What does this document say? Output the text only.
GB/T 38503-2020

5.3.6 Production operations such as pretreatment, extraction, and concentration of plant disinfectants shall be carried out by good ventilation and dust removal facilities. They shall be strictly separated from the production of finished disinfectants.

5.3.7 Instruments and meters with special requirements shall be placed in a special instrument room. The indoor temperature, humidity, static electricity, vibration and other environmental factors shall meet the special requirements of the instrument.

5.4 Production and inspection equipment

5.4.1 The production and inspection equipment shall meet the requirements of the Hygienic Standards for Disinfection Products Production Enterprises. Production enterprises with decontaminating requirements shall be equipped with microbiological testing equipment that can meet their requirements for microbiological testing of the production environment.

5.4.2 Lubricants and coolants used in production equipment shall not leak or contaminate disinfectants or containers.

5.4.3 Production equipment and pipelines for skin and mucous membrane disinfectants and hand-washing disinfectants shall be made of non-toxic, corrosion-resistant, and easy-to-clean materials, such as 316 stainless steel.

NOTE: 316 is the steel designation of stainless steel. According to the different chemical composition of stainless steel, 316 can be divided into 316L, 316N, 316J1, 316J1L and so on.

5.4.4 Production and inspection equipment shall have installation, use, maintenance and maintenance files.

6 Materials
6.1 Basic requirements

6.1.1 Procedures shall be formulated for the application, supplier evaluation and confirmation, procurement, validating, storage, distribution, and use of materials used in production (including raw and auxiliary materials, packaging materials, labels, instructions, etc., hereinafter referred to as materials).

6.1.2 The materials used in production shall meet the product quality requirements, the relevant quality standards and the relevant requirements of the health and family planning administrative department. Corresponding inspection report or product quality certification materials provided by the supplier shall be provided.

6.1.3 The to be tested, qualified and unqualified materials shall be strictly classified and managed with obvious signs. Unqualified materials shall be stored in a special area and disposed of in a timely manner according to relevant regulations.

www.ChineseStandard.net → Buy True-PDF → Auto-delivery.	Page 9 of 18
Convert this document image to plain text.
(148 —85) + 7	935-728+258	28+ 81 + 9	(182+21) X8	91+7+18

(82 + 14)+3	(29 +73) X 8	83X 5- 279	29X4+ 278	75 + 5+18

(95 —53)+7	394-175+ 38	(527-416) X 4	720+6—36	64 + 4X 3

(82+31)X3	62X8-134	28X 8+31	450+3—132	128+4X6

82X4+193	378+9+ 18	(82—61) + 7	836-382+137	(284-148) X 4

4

= = = =

Exactly reproduce the lines beginning with the one that contains "Convert this document image to plain text." and ending with the last line of the material, both included. Leave out everything else.

Convert this document image to plain text.
(148 —85) + 7	935-728+258	28+ 81 + 9	(182+21) X8	91+7+18

(82 + 14)+3	(29 +73) X 8	83X 5- 279	29X4+ 278	75 + 5+18

(95 —53)+7	394-175+ 38	(527-416) X 4	720+6—36	64 + 4X 3

(82+31)X3	62X8-134	28X 8+31	450+3—132	128+4X6

82X4+193	378+9+ 18	(82—61) + 7	836-382+137	(284-148) X 4

4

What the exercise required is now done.